Dataset rows
┄┄┄┄┄┄

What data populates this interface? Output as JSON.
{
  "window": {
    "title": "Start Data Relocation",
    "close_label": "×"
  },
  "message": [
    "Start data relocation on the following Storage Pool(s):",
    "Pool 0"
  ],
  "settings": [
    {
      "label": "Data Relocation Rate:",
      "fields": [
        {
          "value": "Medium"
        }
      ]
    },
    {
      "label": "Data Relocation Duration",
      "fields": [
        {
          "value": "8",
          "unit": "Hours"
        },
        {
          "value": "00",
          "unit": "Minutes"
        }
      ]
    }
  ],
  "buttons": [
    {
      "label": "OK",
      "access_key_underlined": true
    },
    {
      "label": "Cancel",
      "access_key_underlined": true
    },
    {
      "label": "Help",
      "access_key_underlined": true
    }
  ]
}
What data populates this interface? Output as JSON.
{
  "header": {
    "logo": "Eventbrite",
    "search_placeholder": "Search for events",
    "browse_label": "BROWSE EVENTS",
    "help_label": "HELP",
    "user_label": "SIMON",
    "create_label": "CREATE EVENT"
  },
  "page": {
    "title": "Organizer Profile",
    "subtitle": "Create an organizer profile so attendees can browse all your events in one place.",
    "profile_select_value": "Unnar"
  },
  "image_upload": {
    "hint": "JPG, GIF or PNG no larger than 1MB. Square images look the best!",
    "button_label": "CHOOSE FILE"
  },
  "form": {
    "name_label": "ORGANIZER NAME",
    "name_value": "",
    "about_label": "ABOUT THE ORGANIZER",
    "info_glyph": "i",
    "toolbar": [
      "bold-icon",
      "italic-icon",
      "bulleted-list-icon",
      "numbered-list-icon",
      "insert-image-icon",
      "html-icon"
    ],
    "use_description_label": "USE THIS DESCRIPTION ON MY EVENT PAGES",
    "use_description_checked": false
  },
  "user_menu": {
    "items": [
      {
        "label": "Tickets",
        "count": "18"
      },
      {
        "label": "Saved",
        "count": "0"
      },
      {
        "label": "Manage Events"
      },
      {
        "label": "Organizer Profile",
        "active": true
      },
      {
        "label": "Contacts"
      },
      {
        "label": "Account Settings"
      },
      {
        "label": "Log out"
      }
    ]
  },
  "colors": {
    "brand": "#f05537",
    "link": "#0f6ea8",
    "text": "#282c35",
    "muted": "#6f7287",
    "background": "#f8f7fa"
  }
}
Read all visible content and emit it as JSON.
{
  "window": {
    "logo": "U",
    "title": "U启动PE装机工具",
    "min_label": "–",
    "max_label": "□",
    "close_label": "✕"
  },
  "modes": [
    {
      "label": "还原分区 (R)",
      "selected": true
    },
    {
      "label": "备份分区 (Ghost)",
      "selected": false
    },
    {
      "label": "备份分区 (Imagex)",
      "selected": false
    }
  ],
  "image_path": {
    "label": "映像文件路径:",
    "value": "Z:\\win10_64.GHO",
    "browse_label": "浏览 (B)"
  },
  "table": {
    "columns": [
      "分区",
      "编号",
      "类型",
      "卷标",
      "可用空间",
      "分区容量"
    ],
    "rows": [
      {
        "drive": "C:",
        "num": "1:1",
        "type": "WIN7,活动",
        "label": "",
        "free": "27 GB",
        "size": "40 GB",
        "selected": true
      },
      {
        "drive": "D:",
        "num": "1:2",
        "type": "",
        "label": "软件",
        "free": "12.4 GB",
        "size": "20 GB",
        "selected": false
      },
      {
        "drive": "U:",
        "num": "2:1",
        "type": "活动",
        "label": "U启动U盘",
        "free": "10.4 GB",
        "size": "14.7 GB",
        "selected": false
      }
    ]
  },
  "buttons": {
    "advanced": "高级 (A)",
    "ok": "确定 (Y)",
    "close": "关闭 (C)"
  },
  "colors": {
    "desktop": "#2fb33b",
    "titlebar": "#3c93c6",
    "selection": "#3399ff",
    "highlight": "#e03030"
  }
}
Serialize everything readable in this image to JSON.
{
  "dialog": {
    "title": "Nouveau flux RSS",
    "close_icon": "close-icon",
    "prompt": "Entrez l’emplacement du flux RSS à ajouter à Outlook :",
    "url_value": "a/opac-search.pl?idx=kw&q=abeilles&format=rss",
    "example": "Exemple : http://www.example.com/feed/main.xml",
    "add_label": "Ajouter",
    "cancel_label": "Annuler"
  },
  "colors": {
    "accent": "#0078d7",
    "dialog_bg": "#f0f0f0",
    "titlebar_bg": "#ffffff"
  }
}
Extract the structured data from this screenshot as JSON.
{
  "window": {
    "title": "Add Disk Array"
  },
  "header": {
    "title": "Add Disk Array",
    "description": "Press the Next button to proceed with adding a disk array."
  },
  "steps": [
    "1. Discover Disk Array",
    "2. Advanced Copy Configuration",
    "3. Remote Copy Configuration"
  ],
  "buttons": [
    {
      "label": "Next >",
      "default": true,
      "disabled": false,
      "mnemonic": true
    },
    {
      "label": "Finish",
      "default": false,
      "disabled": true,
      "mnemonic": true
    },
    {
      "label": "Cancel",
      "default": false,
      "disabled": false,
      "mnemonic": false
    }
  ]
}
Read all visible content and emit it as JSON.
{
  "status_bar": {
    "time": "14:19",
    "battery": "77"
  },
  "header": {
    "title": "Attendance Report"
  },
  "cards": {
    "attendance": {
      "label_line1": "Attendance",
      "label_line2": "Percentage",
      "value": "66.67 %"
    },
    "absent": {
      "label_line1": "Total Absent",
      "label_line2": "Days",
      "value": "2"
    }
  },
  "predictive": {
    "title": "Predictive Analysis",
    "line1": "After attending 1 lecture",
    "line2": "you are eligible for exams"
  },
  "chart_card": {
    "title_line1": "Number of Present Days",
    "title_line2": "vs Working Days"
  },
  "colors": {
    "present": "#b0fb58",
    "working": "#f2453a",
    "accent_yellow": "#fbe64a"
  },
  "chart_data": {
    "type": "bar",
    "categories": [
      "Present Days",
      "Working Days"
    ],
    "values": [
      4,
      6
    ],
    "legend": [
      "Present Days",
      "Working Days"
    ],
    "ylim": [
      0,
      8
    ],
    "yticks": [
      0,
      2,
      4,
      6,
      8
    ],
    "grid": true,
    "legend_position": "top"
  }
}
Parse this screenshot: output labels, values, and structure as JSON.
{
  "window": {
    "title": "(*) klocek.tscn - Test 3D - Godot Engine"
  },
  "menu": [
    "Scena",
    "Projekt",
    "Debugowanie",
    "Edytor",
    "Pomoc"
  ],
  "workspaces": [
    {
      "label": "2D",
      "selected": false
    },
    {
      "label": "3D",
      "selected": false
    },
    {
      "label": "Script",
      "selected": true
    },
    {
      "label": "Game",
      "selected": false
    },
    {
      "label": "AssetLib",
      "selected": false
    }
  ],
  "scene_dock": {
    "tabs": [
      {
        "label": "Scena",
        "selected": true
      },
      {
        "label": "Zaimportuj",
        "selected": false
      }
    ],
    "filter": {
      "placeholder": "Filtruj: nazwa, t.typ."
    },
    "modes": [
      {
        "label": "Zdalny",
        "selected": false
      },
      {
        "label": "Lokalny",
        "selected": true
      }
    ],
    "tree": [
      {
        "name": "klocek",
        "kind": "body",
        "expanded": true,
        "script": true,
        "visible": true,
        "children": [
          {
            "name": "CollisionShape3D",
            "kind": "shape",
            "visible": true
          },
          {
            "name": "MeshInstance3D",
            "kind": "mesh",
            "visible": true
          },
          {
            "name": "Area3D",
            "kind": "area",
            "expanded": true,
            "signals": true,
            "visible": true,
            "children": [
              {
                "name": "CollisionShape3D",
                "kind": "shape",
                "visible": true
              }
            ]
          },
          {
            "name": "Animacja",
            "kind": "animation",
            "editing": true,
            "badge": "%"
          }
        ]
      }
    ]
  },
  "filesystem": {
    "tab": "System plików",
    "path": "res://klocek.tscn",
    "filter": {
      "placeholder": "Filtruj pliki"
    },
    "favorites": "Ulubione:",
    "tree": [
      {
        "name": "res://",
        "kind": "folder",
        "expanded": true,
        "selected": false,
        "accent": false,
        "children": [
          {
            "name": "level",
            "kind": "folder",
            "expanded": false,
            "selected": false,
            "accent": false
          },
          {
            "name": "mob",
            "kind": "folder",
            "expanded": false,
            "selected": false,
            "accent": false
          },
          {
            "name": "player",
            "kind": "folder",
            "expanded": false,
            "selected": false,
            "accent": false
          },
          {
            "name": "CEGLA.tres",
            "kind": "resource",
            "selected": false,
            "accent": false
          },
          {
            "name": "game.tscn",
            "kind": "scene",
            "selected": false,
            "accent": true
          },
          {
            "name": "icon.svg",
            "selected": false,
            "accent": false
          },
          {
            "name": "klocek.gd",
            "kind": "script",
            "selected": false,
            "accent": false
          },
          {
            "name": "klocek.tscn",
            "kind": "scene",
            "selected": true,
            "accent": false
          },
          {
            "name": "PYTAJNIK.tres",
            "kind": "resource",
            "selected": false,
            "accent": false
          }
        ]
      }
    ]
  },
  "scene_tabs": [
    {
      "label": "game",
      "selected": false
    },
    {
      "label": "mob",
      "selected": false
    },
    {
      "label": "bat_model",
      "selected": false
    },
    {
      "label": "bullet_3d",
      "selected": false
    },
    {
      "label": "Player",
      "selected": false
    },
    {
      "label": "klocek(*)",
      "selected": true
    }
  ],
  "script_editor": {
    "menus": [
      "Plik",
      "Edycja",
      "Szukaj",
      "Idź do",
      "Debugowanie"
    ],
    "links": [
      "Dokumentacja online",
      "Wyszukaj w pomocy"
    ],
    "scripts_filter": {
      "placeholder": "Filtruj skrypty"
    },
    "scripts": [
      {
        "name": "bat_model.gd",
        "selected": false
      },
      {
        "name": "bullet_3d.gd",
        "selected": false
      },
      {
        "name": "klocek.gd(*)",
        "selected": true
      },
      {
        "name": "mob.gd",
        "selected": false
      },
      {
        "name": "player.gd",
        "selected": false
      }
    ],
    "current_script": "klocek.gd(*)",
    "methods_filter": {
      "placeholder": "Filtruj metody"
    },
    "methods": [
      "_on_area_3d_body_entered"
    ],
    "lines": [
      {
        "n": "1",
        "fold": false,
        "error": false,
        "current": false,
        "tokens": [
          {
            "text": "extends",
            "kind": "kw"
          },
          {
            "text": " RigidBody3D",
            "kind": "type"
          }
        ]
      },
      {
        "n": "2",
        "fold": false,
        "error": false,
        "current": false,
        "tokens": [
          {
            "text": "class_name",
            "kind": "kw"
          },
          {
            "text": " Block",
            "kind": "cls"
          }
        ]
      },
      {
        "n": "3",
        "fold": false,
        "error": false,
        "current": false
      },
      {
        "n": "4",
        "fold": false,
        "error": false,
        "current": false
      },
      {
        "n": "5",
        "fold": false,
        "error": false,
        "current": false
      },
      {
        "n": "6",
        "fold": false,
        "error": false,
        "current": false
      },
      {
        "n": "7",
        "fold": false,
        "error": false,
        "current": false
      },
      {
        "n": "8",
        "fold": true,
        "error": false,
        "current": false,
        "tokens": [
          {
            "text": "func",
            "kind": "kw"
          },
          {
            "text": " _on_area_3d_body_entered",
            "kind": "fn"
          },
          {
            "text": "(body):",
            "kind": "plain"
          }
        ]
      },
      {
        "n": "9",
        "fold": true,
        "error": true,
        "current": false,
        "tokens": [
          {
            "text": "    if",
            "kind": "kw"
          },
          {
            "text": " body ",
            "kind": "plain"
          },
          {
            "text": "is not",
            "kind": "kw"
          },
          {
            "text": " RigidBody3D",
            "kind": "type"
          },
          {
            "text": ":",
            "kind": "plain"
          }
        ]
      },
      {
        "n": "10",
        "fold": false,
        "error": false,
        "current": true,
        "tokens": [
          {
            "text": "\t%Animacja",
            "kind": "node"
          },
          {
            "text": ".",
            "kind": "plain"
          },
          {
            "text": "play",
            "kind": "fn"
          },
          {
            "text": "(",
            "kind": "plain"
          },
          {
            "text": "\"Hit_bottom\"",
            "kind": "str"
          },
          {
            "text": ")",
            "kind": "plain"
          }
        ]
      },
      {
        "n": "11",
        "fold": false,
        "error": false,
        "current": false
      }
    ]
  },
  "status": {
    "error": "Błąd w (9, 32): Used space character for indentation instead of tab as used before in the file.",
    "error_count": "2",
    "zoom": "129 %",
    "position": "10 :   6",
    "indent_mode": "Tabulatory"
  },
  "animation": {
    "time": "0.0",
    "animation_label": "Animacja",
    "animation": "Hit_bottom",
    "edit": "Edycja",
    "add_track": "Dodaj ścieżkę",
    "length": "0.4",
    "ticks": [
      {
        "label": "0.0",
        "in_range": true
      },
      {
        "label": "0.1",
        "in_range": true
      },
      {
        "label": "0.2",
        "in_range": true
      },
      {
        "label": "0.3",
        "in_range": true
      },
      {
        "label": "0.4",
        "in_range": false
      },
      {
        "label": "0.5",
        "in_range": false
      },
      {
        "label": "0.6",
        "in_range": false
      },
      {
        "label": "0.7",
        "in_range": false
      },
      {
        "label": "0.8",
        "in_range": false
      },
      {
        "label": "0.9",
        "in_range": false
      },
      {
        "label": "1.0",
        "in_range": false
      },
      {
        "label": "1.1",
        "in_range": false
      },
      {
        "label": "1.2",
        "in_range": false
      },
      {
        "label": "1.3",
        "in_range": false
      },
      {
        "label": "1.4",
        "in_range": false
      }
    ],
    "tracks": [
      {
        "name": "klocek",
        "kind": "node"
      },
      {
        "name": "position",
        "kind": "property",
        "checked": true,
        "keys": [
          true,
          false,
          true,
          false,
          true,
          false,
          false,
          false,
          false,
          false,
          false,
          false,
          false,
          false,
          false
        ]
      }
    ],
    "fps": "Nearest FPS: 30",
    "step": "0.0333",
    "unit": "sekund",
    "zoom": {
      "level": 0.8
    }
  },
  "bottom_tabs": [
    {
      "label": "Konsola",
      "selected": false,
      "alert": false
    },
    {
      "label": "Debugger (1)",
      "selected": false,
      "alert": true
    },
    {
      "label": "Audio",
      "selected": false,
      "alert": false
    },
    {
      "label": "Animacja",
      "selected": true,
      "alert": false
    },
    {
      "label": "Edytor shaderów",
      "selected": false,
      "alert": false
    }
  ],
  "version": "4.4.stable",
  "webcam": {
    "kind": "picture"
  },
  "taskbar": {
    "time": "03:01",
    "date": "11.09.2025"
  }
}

┄┄┄┄┄┄

__Task requirements__
Count every line of the material above that holds the string "JSON", then state only the total.

__Answer to the exercise__
7